Data:
····················

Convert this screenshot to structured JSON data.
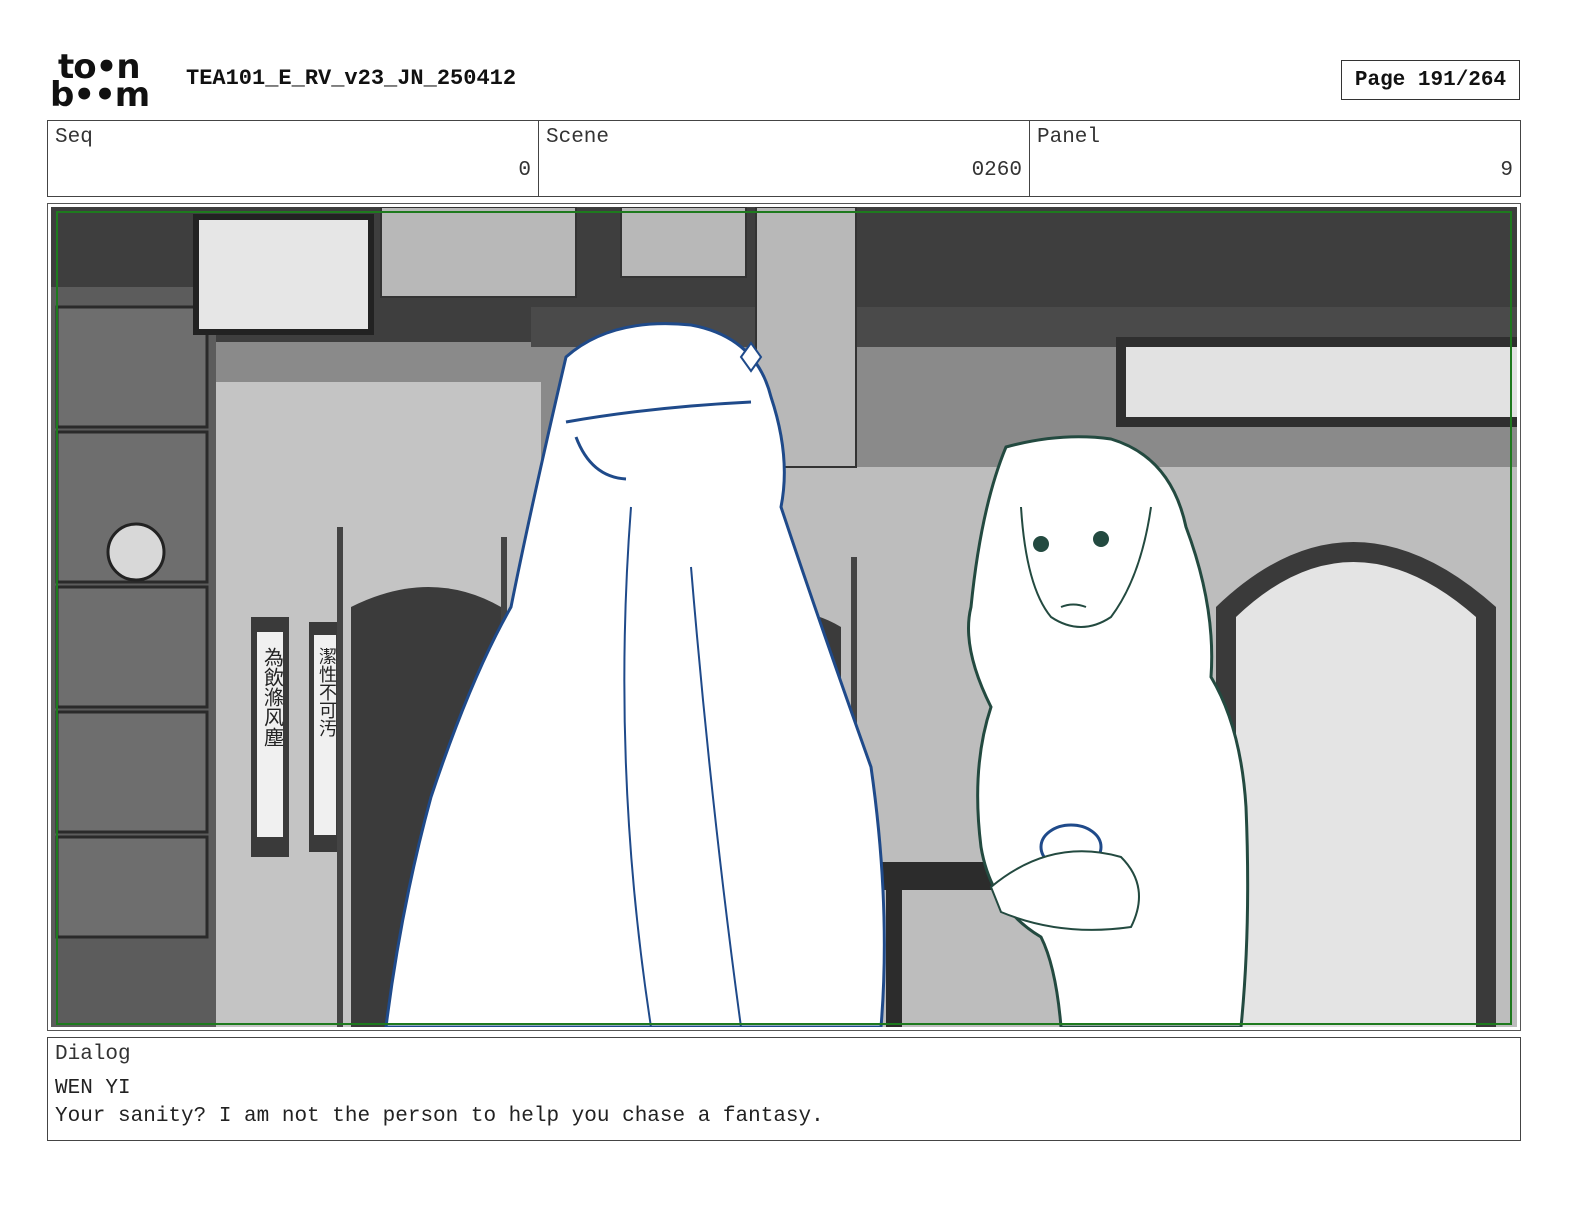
{
  "header": {
    "logo_top": "to•n",
    "logo_bottom": "b••m",
    "document_title": "TEA101_E_RV_v23_JN_250412",
    "page_label": "Page 191/264"
  },
  "info": {
    "seq_label": "Seq",
    "seq_value": "0",
    "scene_label": "Scene",
    "scene_value": "0260",
    "panel_label": "Panel",
    "panel_value": "9"
  },
  "panel_image": {
    "scroll_left_text": "為飲滌风塵",
    "scroll_right_text": "潔性不可汚"
  },
  "dialog": {
    "label": "Dialog",
    "speaker": "WEN YI",
    "line": "Your sanity? I am not the person to help you chase a fantasy."
  }
}
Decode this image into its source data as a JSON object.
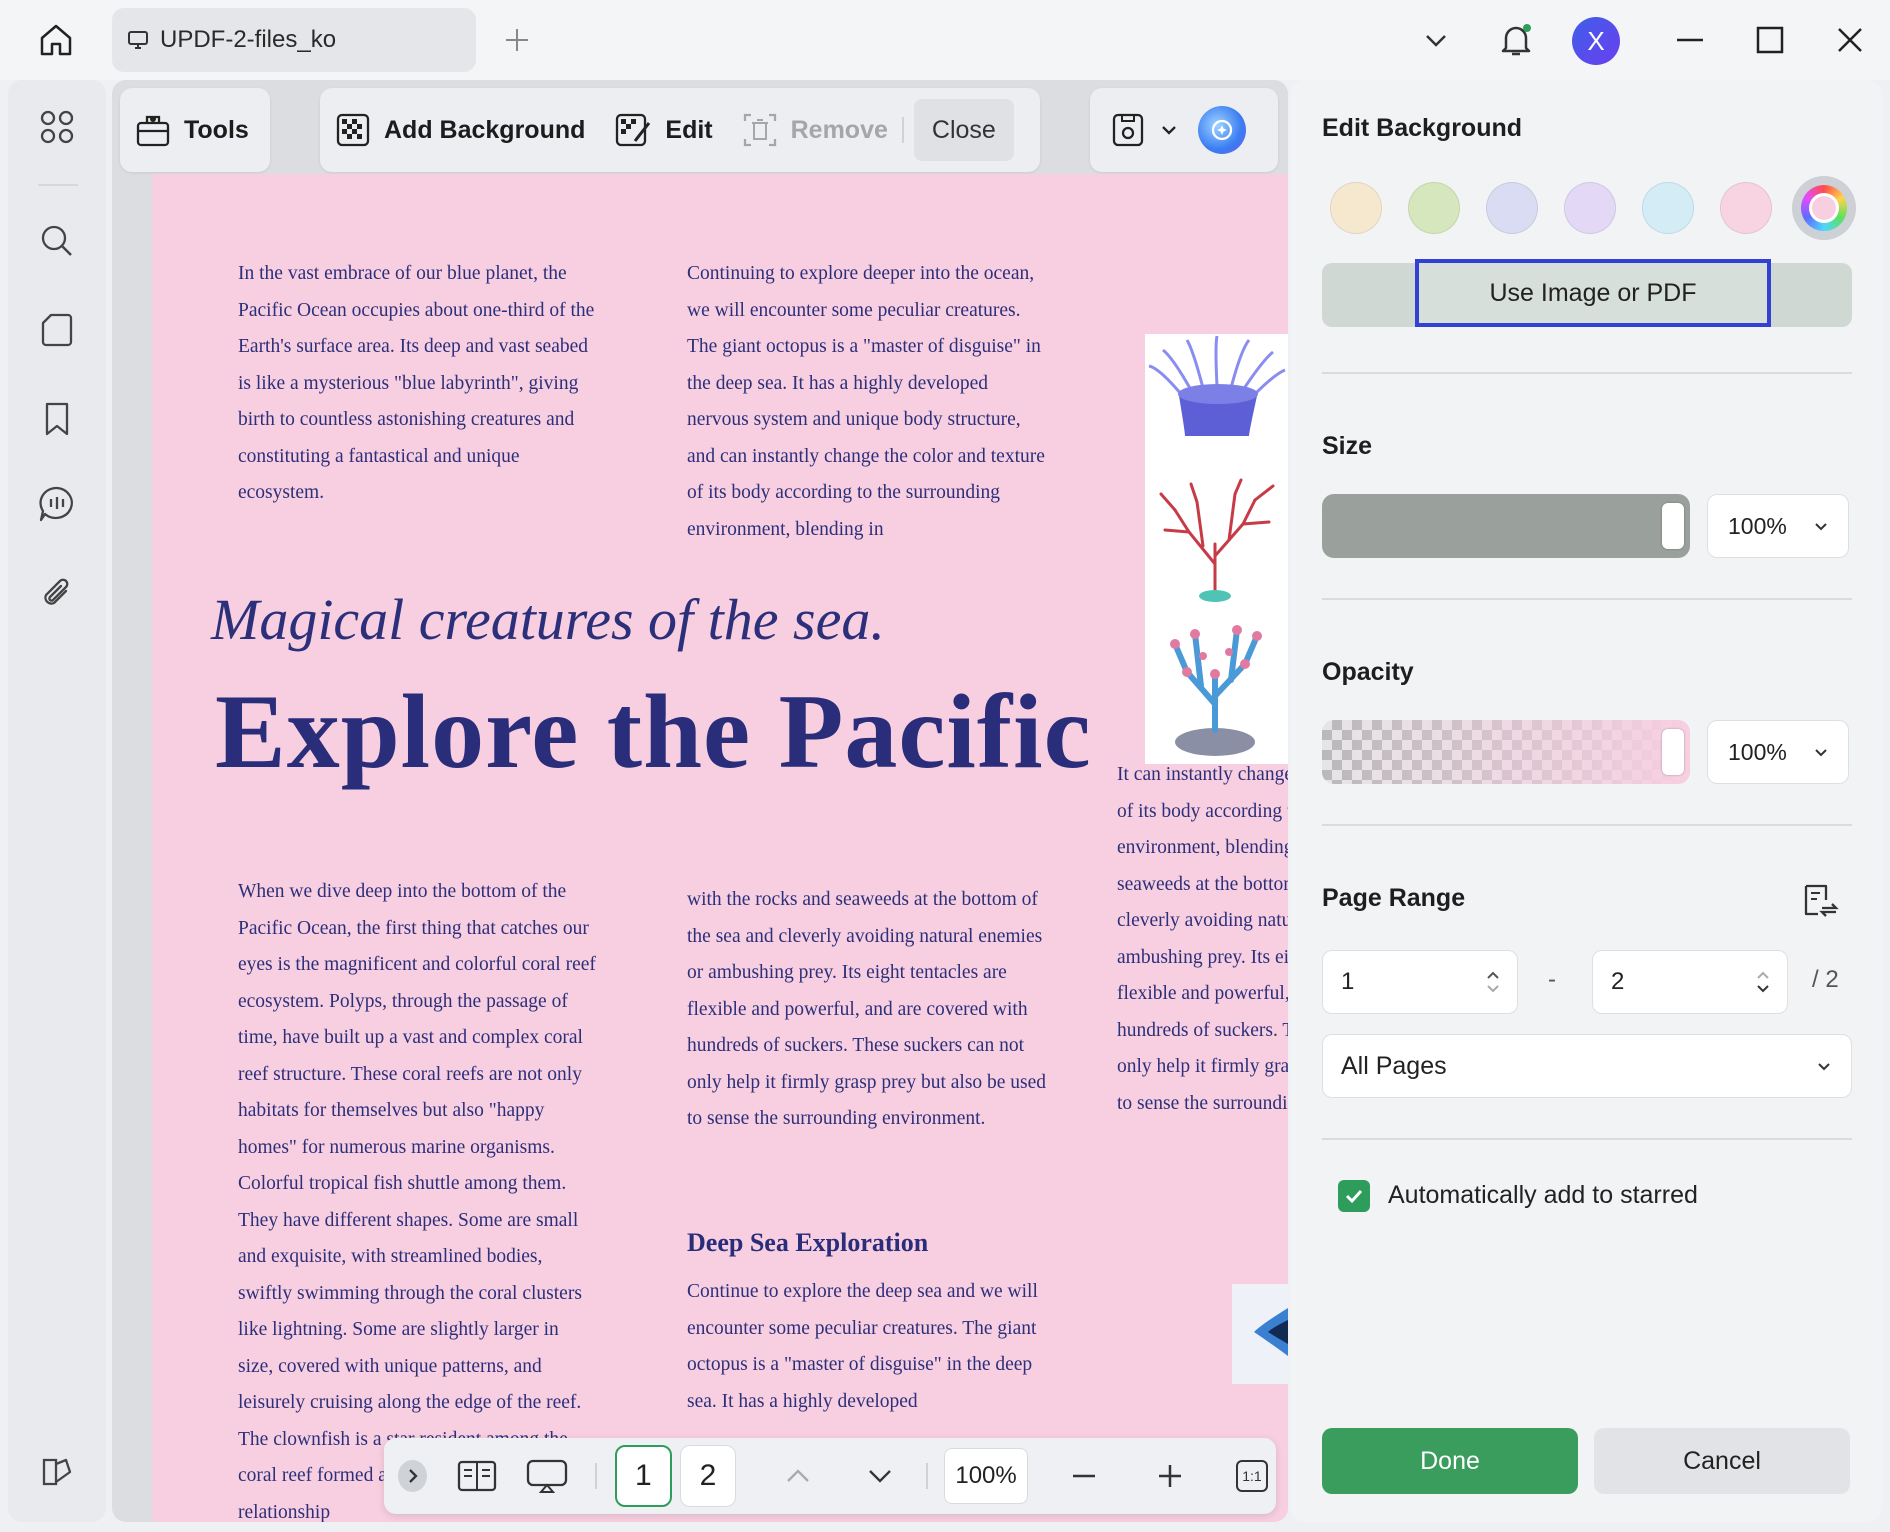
{
  "titlebar": {
    "tab_title": "UPDF-2-files_ko",
    "avatar_letter": "X"
  },
  "toolbar": {
    "tools_label": "Tools",
    "add_background_label": "Add Background",
    "edit_label": "Edit",
    "remove_label": "Remove",
    "close_label": "Close"
  },
  "document": {
    "col1_para1": "In the vast embrace of our blue planet, the Pacific Ocean occupies about one-third of the Earth's surface area. Its deep and vast seabed is like a mysterious \"blue labyrinth\", giving birth to countless astonishing creatures and constituting a fantastical and unique ecosystem.",
    "col2_para1": "Continuing to explore deeper into the ocean, we will encounter some peculiar creatures. The giant octopus is a \"master of disguise\" in the deep sea. It has a highly developed nervous system and unique body structure, and can instantly change the color and texture of its body according to the surrounding environment, blending in",
    "subtitle": "Magical creatures of the sea.",
    "title": "Explore the Pacific",
    "col1_para2": "When we dive deep into the bottom of the Pacific Ocean, the first thing that catches our eyes is the magnificent and colorful coral reef ecosystem. Polyps, through the passage of time, have built up a vast and complex coral reef structure. These coral reefs are not only habitats for themselves but also \"happy homes\" for numerous marine organisms. Colorful tropical fish shuttle among them. They have different shapes. Some are small and exquisite, with streamlined bodies, swiftly swimming through the coral clusters like lightning. Some are slightly larger in size, covered with unique patterns, and leisurely cruising along the edge of the reef. The clownfish is a star resident among the coral reef formed a wonderful symbiotic relationship",
    "col2_para2": "with the rocks and seaweeds at the bottom of the sea and cleverly avoiding natural enemies or ambushing prey. Its eight tentacles are flexible and powerful, and are covered with hundreds of suckers. These suckers can not only help it firmly grasp prey but also be used to sense the surrounding environment.",
    "heading_deep_sea": "Deep Sea Exploration",
    "col2_para3": "Continue to explore the deep sea and we will encounter some peculiar creatures. The giant octopus is a \"master of disguise\" in the deep sea. It has a highly developed",
    "col3_para": "It can instantly change the color and texture of its body according to the surrounding environment, blending in with the rocks and seaweeds at the bottom of the sea and cleverly avoiding natural enemies or ambushing prey. Its eight tentacles are flexible and powerful, and are covered with hundreds of suckers. These suckers can not only help it firmly grasp prey but also be used to sense the surrounding environment."
  },
  "bottom_nav": {
    "page_1": "1",
    "page_2": "2",
    "zoom": "100%",
    "actual_size": "1:1"
  },
  "panel": {
    "title": "Edit Background",
    "swatches": [
      "#f6e7cf",
      "#d6e6bd",
      "#d9dcf2",
      "#e3d8f6",
      "#d3ecf6",
      "#f8d4e2"
    ],
    "use_image_label": "Use Image or PDF",
    "size_label": "Size",
    "size_value": "100%",
    "opacity_label": "Opacity",
    "opacity_value": "100%",
    "page_range_label": "Page Range",
    "range_from": "1",
    "range_dash": "-",
    "range_to": "2",
    "range_total": "/ 2",
    "range_select": "All Pages",
    "auto_star_label": "Automatically add to starred",
    "done_label": "Done",
    "cancel_label": "Cancel"
  },
  "colors": {
    "page_background": "#f7cfe0",
    "text_navy": "#2c2f7a",
    "done_green": "#3a9d5e",
    "focus_blue": "#3340d6"
  }
}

····················

What is being asked: Your task is to collect every line above that contains the word "instantly".

Response to the exercise:
    "col2_para1": "Continuing to explore deeper into the ocean, we will encounter some peculiar creatures. The giant octopus is a \"master of disguise\" in the deep sea. It has a highly developed nervous system and unique body structure, and can instantly change the color and texture of its body according to the surrounding environment, blending in",
    "col3_para": "It can instantly change the color and texture of its body according to the surrounding environment, blending in with the rocks and seaweeds at the bottom of the sea and cleverly avoiding natural enemies or ambushing prey. Its eight tentacles are flexible and powerful, and are covered with hundreds of suckers. These suckers can not only help it firmly grasp prey but also be used to sense the surrounding environment."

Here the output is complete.